Extract every entry word for word. Skip the pictures.

::::

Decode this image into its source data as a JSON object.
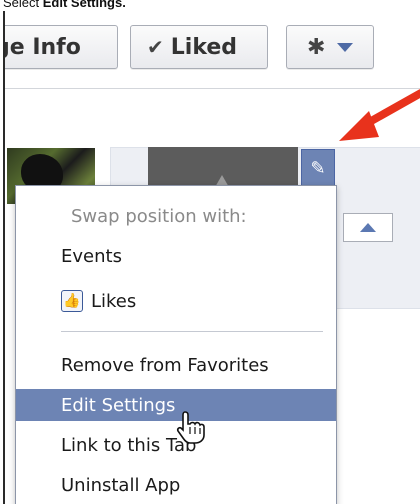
{
  "instruction": {
    "prefix": "Select ",
    "emphasis": "Edit Settings."
  },
  "toolbar": {
    "page_info_label": "ge Info",
    "liked_label": "Liked",
    "check_glyph": "✔",
    "gear_glyph": "✱"
  },
  "pencil_glyph": "✎",
  "menu": {
    "header": "Swap position with:",
    "items": [
      {
        "label": "Events"
      },
      {
        "label": "Likes",
        "icon": "like-thumb-icon"
      },
      {
        "label": "Remove from Favorites"
      },
      {
        "label": "Edit Settings",
        "highlighted": true
      },
      {
        "label": "Link to this Tab"
      },
      {
        "label": "Uninstall App"
      }
    ]
  },
  "icons": {
    "like_glyph": "👍"
  },
  "colors": {
    "accent_blue": "#6d84b4",
    "annotation_red": "#e8321c",
    "menu_border": "#8c95a8"
  }
}
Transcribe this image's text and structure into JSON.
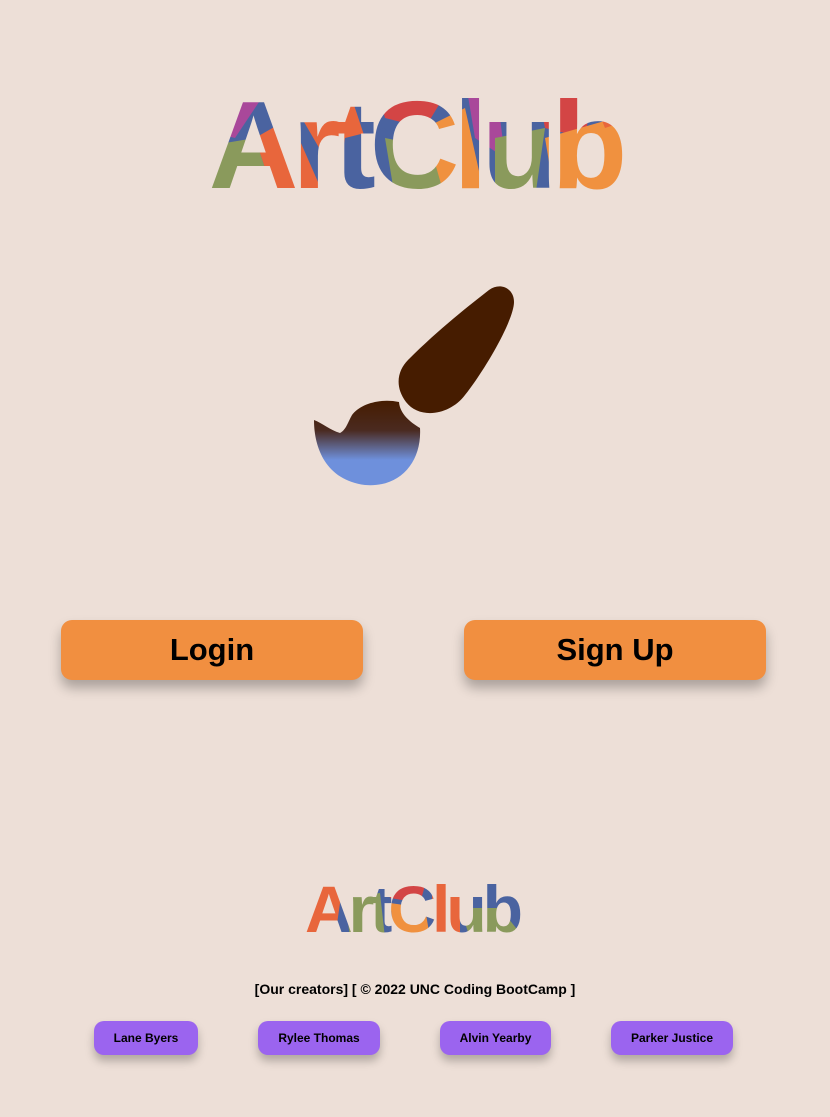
{
  "brand": {
    "name": "ArtClub"
  },
  "auth": {
    "login_label": "Login",
    "signup_label": "Sign Up"
  },
  "footer": {
    "creators_label": "[Our creators]",
    "copyright": "[ © 2022 UNC Coding BootCamp ]",
    "creators": [
      {
        "name": "Lane Byers"
      },
      {
        "name": "Rylee Thomas"
      },
      {
        "name": "Alvin Yearby"
      },
      {
        "name": "Parker Justice"
      }
    ]
  },
  "colors": {
    "background": "#eddfd7",
    "button": "#f18f40",
    "creator_button": "#9b64ef",
    "brush_handle": "#461c00",
    "brush_tip": "#6e90dc"
  },
  "icons": {
    "hero": "paintbrush-icon"
  }
}
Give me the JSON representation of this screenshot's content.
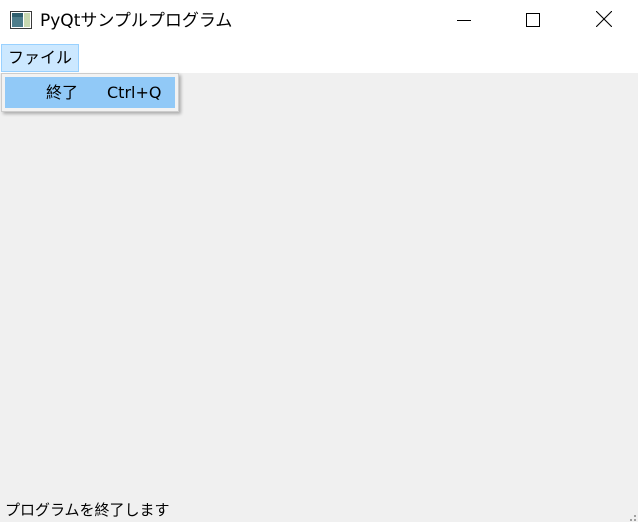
{
  "window": {
    "title": "PyQtサンプルプログラム",
    "controls": {
      "minimize_icon": "minimize-icon",
      "maximize_icon": "maximize-icon",
      "close_icon": "close-icon"
    }
  },
  "menubar": {
    "menus": [
      {
        "label": "ファイル",
        "open": true
      }
    ]
  },
  "dropdown": {
    "items": [
      {
        "label": "終了",
        "shortcut": "Ctrl+Q",
        "highlighted": true
      }
    ]
  },
  "statusbar": {
    "message": "プログラムを終了します"
  },
  "colors": {
    "titlebar_bg": "#ffffff",
    "client_bg": "#f0f0f0",
    "menu_open_bg": "#cce8ff",
    "menu_open_border": "#99d1ff",
    "menu_item_highlight": "#91c9f7",
    "dropdown_bg": "#f2f2f2"
  }
}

::::

Expected answer.
Decode this image into its source data as a JSON object.
{
  "instruction": {
    "prefix": "Select ",
    "emphasis": "Edit Settings."
  },
  "toolbar": {
    "page_info_label": "ge Info",
    "liked_label": "Liked",
    "check_glyph": "✔",
    "gear_glyph": "✱"
  },
  "pencil_glyph": "✎",
  "menu": {
    "header": "Swap position with:",
    "items": [
      {
        "label": "Events"
      },
      {
        "label": "Likes",
        "icon": "like-thumb-icon"
      },
      {
        "label": "Remove from Favorites"
      },
      {
        "label": "Edit Settings",
        "highlighted": true
      },
      {
        "label": "Link to this Tab"
      },
      {
        "label": "Uninstall App"
      }
    ]
  },
  "icons": {
    "like_glyph": "👍"
  },
  "colors": {
    "accent_blue": "#6d84b4",
    "annotation_red": "#e8321c",
    "menu_border": "#8c95a8"
  }
}
Transcribe this image's text and structure into JSON.
{
  "brand": {
    "name": "ArtClub"
  },
  "auth": {
    "login_label": "Login",
    "signup_label": "Sign Up"
  },
  "footer": {
    "creators_label": "[Our creators]",
    "copyright": "[ © 2022 UNC Coding BootCamp ]",
    "creators": [
      {
        "name": "Lane Byers"
      },
      {
        "name": "Rylee Thomas"
      },
      {
        "name": "Alvin Yearby"
      },
      {
        "name": "Parker Justice"
      }
    ]
  },
  "colors": {
    "background": "#eddfd7",
    "button": "#f18f40",
    "creator_button": "#9b64ef",
    "brush_handle": "#461c00",
    "brush_tip": "#6e90dc"
  },
  "icons": {
    "hero": "paintbrush-icon"
  }
}
Give me the JSON representation of this screenshot's content.
{
  "window": {
    "title": "PyQtサンプルプログラム",
    "controls": {
      "minimize_icon": "minimize-icon",
      "maximize_icon": "maximize-icon",
      "close_icon": "close-icon"
    }
  },
  "menubar": {
    "menus": [
      {
        "label": "ファイル",
        "open": true
      }
    ]
  },
  "dropdown": {
    "items": [
      {
        "label": "終了",
        "shortcut": "Ctrl+Q",
        "highlighted": true
      }
    ]
  },
  "statusbar": {
    "message": "プログラムを終了します"
  },
  "colors": {
    "titlebar_bg": "#ffffff",
    "client_bg": "#f0f0f0",
    "menu_open_bg": "#cce8ff",
    "menu_open_border": "#99d1ff",
    "menu_item_highlight": "#91c9f7",
    "dropdown_bg": "#f2f2f2"
  }
}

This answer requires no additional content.